Available data:
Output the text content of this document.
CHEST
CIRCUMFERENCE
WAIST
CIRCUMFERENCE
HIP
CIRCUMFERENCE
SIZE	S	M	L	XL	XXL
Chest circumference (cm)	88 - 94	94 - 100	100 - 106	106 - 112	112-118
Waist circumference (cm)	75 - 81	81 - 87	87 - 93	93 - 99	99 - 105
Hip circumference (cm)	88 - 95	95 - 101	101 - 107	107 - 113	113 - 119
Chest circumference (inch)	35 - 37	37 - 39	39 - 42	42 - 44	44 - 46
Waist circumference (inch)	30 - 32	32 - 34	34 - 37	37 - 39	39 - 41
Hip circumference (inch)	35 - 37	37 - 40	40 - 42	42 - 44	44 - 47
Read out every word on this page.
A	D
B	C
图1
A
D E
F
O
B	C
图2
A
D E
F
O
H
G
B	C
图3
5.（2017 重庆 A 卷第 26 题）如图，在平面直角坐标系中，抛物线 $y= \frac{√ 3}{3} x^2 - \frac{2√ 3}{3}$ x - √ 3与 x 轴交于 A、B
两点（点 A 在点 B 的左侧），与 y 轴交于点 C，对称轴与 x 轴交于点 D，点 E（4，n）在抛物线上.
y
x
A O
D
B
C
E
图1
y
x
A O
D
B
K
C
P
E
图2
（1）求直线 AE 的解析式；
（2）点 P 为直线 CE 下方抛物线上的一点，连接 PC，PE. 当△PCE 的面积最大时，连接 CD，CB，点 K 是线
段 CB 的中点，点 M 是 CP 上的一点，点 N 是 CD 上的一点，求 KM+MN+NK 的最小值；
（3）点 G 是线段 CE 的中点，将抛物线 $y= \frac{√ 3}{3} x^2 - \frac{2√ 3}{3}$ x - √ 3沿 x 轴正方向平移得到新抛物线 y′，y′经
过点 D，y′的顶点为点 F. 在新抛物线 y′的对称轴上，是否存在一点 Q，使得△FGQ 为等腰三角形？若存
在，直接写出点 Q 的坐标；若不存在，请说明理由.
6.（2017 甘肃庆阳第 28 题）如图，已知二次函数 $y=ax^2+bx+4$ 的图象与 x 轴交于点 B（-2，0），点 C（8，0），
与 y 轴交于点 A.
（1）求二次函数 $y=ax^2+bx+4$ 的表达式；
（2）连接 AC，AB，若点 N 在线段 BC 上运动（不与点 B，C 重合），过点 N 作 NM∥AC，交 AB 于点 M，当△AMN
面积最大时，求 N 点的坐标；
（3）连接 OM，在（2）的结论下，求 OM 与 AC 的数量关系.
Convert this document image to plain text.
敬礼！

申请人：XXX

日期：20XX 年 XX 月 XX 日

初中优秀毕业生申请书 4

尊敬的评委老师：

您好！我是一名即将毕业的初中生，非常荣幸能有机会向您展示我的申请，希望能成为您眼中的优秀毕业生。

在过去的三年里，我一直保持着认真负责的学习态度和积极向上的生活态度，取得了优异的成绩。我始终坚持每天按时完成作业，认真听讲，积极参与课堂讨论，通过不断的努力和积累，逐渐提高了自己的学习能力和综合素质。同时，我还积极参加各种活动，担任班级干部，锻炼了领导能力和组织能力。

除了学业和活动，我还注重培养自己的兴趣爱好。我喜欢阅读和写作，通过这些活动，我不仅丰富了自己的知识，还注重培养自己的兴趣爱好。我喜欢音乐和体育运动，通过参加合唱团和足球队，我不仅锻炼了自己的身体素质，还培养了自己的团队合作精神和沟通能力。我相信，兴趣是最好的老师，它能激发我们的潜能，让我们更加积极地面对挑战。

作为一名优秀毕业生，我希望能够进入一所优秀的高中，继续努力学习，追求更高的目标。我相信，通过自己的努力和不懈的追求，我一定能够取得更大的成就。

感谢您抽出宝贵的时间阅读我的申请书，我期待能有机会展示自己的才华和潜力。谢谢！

Objective: Pick out all the lines with the word "document" in them and copy them.

Output:
Output the text content of this document.
Convert this document image to plain text.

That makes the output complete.